>> START Dataset entries

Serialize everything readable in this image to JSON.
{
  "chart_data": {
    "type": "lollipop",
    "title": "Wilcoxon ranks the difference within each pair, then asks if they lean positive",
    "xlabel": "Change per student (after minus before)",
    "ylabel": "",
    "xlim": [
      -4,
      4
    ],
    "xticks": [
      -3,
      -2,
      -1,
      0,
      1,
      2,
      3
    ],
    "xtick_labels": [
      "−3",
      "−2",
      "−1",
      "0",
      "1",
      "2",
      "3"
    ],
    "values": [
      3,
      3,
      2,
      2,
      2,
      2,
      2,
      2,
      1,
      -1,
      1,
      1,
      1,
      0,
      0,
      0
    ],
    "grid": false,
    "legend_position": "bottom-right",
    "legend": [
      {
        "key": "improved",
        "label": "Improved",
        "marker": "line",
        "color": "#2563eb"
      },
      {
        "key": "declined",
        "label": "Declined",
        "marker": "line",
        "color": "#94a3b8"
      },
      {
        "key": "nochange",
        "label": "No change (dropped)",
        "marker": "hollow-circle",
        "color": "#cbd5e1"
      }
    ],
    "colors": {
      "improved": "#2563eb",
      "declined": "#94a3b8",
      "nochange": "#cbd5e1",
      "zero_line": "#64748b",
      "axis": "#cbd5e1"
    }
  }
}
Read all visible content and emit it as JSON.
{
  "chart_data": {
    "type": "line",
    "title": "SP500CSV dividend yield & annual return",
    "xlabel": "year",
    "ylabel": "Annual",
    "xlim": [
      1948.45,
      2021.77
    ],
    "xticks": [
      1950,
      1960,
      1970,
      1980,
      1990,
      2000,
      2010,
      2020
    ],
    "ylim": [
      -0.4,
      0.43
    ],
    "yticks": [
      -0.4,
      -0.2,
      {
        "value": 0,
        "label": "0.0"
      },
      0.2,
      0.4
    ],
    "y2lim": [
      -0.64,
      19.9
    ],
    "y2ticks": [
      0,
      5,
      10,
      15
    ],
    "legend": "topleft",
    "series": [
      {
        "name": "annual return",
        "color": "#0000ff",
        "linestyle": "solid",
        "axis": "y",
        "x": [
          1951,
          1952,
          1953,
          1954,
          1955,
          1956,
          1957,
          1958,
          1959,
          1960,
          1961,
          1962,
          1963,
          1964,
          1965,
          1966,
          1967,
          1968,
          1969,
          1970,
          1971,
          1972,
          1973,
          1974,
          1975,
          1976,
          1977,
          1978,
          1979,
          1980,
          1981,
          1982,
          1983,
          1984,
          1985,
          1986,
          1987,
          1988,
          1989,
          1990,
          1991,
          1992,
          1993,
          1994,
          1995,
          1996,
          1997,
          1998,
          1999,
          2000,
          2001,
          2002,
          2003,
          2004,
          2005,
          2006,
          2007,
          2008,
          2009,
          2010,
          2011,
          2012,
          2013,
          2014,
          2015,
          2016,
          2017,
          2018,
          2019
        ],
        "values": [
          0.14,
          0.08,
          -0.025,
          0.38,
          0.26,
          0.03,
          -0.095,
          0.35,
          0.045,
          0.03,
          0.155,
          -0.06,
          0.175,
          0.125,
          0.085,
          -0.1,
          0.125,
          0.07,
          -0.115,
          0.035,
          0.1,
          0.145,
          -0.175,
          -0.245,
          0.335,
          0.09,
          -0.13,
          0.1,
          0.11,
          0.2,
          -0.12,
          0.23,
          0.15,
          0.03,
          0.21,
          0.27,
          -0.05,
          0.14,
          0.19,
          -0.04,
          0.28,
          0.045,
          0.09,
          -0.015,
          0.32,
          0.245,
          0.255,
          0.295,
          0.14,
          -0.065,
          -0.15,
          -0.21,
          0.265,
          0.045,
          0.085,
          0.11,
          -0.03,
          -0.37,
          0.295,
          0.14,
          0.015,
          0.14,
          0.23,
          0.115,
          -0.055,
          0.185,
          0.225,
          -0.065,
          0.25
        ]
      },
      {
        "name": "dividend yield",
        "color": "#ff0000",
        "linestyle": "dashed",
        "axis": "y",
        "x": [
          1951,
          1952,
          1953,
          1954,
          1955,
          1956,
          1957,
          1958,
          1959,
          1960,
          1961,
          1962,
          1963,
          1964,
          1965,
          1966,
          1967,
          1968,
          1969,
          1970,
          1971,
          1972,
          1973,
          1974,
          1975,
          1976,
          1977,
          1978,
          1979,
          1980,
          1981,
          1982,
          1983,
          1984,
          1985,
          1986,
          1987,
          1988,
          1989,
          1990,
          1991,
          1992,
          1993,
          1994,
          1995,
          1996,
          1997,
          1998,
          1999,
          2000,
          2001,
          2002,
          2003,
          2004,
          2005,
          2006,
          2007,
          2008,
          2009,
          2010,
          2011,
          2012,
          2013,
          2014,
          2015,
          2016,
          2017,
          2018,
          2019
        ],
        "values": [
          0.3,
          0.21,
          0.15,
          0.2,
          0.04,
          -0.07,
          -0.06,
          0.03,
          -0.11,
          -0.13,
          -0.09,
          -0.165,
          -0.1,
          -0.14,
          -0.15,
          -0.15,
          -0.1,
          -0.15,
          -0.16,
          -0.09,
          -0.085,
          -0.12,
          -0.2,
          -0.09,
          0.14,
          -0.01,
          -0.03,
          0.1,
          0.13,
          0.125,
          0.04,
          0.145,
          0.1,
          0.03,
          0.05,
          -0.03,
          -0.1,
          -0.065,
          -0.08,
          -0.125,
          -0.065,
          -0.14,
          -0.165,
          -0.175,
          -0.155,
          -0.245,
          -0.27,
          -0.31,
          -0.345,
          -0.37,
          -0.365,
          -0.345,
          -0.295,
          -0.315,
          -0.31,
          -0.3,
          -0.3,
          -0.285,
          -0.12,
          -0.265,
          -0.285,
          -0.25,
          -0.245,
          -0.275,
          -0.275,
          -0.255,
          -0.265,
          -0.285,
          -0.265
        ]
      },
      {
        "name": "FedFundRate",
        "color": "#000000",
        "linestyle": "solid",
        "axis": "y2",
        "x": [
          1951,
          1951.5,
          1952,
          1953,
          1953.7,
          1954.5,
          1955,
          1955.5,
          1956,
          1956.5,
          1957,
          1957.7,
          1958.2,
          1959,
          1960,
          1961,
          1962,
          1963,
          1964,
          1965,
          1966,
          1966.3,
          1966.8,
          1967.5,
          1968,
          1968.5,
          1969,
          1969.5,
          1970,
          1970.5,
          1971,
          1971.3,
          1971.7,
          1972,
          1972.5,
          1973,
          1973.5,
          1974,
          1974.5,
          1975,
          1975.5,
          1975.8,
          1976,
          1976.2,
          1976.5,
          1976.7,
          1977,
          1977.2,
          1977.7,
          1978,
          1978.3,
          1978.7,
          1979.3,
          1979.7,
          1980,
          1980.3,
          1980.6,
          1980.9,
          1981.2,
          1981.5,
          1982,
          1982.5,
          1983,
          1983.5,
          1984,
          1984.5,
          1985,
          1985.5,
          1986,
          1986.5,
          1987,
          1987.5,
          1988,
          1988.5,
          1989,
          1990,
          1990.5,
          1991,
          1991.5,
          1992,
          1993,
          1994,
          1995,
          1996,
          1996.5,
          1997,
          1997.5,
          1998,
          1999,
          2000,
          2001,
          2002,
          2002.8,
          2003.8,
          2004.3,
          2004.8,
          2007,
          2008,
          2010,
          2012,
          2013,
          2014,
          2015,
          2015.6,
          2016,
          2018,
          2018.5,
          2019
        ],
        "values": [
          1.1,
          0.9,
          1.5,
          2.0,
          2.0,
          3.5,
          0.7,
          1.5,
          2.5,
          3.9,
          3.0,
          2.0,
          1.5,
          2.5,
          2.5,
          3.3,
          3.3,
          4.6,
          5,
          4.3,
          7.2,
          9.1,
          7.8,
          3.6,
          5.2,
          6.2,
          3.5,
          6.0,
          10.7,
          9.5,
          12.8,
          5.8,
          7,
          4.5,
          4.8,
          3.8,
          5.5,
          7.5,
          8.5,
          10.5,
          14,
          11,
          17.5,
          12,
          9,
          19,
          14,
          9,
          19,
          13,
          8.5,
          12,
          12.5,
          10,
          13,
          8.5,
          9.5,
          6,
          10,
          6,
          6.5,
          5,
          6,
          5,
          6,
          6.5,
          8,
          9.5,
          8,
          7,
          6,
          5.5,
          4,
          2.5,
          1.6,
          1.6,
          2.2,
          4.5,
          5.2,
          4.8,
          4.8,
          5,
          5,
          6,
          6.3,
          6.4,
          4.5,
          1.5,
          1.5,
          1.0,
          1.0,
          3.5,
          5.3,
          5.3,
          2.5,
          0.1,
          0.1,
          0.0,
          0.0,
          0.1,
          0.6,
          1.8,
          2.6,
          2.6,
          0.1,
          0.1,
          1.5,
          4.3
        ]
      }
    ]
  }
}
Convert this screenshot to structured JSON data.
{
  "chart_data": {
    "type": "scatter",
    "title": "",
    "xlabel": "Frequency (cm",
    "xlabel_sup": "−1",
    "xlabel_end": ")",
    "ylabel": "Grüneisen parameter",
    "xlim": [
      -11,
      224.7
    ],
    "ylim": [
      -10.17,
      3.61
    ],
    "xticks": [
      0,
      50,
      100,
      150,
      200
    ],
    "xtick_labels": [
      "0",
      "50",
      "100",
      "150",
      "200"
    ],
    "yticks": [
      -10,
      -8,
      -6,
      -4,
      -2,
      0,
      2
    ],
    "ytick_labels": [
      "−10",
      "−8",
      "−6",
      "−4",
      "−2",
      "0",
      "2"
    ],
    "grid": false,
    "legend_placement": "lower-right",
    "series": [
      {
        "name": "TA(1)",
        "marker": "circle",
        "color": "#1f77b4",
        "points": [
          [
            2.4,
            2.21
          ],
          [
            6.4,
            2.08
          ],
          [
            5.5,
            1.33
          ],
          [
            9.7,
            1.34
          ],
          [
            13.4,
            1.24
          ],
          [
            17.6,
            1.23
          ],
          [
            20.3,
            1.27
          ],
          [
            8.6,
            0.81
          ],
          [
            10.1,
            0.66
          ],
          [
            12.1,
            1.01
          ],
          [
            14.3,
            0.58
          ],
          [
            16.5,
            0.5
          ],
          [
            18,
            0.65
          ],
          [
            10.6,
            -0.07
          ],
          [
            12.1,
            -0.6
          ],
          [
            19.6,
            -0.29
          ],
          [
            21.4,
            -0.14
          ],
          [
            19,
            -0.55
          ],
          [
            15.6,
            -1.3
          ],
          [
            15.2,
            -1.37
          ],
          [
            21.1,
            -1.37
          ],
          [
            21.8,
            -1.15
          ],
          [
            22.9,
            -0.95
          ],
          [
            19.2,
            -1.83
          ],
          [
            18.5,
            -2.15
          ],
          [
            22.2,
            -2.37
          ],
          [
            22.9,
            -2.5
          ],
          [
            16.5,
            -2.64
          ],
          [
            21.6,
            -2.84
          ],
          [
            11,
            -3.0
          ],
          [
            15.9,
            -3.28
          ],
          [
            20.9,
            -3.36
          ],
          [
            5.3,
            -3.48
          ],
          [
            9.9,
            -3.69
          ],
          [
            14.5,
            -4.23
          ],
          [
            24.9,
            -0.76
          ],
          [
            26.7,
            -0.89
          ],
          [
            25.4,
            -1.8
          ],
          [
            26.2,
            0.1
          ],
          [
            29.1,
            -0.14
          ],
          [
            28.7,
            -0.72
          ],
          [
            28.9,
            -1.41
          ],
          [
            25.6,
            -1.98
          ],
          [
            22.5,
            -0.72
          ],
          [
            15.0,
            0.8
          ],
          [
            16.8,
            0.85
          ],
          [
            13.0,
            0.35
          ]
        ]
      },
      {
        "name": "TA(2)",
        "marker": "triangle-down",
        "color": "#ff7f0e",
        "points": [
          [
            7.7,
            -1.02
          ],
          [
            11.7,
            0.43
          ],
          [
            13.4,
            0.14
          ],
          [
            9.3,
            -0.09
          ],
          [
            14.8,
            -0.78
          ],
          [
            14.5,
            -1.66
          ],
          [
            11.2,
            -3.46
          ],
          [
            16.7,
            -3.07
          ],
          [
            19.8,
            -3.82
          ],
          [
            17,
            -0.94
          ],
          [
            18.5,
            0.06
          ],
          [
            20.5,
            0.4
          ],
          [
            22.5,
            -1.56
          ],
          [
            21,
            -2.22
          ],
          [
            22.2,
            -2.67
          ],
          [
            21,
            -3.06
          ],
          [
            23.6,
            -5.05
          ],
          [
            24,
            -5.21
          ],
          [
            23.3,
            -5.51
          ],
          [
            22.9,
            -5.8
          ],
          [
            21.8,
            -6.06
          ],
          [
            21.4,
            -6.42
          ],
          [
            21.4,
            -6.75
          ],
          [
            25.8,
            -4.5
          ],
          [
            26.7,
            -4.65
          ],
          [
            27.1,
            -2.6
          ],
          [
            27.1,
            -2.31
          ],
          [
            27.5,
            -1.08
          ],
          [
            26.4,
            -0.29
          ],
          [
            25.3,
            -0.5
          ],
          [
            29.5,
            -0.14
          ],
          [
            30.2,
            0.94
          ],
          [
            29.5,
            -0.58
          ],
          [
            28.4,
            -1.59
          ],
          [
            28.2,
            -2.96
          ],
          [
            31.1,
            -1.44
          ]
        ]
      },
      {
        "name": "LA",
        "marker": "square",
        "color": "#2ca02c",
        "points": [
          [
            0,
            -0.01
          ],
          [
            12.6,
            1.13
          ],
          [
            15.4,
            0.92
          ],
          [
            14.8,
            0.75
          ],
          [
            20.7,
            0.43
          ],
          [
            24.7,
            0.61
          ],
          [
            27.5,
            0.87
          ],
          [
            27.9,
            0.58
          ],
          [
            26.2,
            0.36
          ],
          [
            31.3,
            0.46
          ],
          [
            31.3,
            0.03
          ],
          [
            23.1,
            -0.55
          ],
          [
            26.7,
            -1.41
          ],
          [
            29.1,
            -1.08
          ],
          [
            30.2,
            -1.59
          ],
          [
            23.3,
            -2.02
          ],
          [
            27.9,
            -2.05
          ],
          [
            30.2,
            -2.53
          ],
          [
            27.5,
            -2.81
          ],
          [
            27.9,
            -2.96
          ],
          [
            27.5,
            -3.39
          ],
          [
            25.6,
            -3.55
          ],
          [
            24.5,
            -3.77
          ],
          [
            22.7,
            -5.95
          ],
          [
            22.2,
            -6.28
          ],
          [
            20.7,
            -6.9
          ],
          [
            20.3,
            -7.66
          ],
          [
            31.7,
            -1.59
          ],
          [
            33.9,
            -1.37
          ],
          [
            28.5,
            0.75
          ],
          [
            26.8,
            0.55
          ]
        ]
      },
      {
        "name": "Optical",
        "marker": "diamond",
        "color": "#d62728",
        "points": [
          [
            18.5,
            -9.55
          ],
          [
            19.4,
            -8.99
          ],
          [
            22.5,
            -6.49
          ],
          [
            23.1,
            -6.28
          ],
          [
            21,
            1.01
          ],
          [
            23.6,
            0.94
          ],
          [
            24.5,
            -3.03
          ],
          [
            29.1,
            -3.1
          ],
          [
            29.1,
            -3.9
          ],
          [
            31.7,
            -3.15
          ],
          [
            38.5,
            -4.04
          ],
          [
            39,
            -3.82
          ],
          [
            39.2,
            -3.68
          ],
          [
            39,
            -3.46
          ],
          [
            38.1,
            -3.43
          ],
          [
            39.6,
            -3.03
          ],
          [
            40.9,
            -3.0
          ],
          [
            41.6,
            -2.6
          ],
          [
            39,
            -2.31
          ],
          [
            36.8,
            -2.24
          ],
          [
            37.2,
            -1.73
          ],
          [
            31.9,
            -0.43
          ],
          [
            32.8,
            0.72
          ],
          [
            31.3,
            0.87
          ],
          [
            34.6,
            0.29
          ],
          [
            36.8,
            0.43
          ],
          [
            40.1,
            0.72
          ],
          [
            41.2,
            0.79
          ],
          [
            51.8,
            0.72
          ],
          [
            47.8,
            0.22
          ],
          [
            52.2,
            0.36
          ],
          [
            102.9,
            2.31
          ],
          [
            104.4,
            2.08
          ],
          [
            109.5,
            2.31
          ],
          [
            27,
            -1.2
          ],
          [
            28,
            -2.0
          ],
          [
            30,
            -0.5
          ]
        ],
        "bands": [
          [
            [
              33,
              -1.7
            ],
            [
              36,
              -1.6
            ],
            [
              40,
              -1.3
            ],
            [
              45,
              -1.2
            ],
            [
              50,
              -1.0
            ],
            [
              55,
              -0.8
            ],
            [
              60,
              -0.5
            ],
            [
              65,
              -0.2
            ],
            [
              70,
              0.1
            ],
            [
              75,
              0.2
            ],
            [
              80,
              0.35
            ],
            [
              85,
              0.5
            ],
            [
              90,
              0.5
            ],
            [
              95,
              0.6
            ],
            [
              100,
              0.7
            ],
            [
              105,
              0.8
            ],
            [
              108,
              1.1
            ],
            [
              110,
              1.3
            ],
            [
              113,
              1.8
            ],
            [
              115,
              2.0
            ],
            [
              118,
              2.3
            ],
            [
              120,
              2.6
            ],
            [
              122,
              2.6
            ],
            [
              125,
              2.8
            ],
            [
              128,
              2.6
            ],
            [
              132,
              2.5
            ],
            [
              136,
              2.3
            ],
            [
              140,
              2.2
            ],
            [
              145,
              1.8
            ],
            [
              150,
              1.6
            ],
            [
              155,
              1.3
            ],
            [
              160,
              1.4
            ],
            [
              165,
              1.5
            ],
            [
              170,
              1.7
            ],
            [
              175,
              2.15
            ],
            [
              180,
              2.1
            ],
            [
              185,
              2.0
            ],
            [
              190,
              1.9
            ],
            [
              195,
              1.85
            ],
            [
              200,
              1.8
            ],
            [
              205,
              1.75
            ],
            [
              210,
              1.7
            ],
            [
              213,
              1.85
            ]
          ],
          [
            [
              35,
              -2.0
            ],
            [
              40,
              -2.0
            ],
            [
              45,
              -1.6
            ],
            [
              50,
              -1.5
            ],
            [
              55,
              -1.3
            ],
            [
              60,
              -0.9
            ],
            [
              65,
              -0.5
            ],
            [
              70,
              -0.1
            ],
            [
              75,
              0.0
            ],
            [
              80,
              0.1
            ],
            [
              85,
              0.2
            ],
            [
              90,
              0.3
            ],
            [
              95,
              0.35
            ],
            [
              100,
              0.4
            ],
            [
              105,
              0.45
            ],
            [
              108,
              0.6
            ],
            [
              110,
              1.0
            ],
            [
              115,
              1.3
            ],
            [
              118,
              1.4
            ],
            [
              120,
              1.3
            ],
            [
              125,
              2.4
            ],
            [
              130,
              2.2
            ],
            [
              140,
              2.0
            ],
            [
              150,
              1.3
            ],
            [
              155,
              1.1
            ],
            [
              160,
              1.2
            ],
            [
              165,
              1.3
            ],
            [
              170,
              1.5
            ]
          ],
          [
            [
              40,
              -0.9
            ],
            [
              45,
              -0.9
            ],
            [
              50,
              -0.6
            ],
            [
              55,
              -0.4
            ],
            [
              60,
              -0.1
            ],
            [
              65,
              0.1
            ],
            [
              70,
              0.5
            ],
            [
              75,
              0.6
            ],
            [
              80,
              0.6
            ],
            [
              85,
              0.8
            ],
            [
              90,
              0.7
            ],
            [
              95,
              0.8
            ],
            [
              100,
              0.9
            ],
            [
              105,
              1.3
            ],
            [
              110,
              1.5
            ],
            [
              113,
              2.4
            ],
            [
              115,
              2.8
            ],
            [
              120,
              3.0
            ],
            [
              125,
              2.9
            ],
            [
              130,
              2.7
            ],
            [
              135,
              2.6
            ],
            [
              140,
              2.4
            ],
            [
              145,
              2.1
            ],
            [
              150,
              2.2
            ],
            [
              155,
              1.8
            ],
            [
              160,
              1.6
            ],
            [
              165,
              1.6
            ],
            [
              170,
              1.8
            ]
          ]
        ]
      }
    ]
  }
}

>> END Dataset entries

◆ Problem description
Select all lines in the listing that include the word "return".

◆ Task solution
    "title": "SP500CSV dividend yield & annual return",
        "name": "annual return",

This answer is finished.